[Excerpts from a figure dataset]
▼

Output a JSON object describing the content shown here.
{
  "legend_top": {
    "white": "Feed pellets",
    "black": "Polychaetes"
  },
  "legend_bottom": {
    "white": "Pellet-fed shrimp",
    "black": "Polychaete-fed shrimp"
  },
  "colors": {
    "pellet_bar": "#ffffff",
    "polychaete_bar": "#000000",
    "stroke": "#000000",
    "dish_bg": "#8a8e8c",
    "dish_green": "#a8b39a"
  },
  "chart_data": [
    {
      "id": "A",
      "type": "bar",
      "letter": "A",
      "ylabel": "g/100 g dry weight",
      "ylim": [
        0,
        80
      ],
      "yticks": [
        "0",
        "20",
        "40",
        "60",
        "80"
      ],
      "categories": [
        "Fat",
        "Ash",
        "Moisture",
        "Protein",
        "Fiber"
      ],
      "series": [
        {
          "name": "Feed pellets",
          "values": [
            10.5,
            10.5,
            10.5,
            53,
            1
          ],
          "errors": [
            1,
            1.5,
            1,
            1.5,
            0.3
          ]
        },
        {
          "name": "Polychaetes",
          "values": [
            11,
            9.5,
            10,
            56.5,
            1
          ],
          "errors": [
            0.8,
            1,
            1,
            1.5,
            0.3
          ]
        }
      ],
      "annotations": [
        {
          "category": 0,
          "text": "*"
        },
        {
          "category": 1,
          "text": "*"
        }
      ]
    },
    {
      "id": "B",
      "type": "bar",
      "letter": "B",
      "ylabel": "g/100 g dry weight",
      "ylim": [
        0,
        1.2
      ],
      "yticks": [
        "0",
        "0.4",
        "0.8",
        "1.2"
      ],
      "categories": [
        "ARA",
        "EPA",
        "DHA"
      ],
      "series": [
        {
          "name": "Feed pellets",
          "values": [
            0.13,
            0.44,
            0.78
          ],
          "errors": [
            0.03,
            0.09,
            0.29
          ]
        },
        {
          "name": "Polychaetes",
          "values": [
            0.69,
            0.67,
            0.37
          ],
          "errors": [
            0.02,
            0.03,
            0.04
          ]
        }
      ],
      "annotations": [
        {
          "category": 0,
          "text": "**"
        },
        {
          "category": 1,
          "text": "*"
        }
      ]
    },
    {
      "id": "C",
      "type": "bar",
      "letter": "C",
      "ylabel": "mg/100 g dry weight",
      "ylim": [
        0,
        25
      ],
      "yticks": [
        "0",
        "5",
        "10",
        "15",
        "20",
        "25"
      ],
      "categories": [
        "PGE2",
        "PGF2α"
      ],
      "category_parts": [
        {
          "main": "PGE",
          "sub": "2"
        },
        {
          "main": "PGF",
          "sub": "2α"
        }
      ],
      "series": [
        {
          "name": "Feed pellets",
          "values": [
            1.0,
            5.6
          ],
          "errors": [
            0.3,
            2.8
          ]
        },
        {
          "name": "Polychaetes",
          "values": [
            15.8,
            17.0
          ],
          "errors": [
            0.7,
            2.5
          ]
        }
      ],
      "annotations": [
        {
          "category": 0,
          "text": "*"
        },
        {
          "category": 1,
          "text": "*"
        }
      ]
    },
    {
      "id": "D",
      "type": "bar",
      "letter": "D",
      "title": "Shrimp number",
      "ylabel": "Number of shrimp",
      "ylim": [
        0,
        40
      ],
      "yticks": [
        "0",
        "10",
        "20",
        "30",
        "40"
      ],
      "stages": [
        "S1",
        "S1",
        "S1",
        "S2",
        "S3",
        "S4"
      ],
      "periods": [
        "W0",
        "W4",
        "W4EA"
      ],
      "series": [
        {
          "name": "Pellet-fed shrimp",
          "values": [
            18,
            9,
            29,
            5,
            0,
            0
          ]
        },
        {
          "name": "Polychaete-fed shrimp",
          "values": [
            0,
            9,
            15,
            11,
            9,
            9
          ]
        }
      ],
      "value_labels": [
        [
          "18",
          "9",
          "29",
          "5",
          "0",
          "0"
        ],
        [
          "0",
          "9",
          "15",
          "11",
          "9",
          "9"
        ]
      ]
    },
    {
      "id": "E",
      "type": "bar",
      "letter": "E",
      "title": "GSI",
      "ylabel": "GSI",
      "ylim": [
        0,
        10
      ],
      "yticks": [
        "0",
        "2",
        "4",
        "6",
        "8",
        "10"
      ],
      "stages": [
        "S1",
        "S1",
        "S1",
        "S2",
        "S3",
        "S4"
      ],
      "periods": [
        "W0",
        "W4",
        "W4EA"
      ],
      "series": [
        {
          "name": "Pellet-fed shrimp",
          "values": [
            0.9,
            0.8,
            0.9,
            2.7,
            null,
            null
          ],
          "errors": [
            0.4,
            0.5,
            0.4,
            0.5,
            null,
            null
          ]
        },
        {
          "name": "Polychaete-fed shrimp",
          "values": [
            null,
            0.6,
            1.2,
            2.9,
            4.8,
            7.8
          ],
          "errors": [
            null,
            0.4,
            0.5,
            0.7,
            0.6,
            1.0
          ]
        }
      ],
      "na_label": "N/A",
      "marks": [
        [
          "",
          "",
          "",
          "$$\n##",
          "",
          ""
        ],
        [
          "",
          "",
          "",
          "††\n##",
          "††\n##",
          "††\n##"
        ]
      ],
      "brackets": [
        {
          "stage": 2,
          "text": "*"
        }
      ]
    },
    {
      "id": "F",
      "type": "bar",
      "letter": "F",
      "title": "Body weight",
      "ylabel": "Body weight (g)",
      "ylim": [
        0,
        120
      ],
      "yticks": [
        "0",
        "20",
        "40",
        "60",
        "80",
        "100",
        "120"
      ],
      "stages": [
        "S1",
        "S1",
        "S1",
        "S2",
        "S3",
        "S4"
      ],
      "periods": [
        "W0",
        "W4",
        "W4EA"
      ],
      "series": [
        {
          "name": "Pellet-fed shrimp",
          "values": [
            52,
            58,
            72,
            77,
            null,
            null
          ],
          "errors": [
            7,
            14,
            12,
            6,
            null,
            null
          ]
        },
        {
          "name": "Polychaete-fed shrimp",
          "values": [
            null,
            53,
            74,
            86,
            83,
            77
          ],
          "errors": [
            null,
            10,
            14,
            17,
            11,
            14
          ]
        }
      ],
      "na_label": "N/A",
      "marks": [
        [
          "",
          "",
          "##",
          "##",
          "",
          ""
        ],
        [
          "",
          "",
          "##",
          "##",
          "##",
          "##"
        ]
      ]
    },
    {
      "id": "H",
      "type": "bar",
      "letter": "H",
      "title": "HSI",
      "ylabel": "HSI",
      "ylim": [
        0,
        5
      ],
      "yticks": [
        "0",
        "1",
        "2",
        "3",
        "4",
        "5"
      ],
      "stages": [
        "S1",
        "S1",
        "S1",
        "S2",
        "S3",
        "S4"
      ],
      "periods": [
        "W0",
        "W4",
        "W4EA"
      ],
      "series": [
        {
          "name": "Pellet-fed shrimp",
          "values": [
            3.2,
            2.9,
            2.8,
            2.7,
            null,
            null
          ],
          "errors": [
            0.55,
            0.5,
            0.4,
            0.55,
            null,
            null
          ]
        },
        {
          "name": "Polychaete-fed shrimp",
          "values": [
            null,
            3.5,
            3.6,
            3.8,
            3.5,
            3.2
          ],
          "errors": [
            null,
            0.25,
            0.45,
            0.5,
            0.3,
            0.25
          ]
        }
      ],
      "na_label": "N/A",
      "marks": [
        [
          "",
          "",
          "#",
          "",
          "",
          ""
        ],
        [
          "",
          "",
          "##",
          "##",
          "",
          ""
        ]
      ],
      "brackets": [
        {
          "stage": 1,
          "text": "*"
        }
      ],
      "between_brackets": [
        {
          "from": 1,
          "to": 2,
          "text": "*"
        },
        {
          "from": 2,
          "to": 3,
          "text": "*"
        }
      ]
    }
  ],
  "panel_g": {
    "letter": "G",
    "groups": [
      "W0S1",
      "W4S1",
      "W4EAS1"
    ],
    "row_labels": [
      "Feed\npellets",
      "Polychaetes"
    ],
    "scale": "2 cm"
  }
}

▲

● **Task to carry out**:
List every line above containing the word "weight".

● **Task answer**:
      "ylabel": "g/100 g dry weight",
      "ylabel": "g/100 g dry weight",
      "ylabel": "mg/100 g dry weight",
      "title": "Body weight",
      "ylabel": "Body weight (g)",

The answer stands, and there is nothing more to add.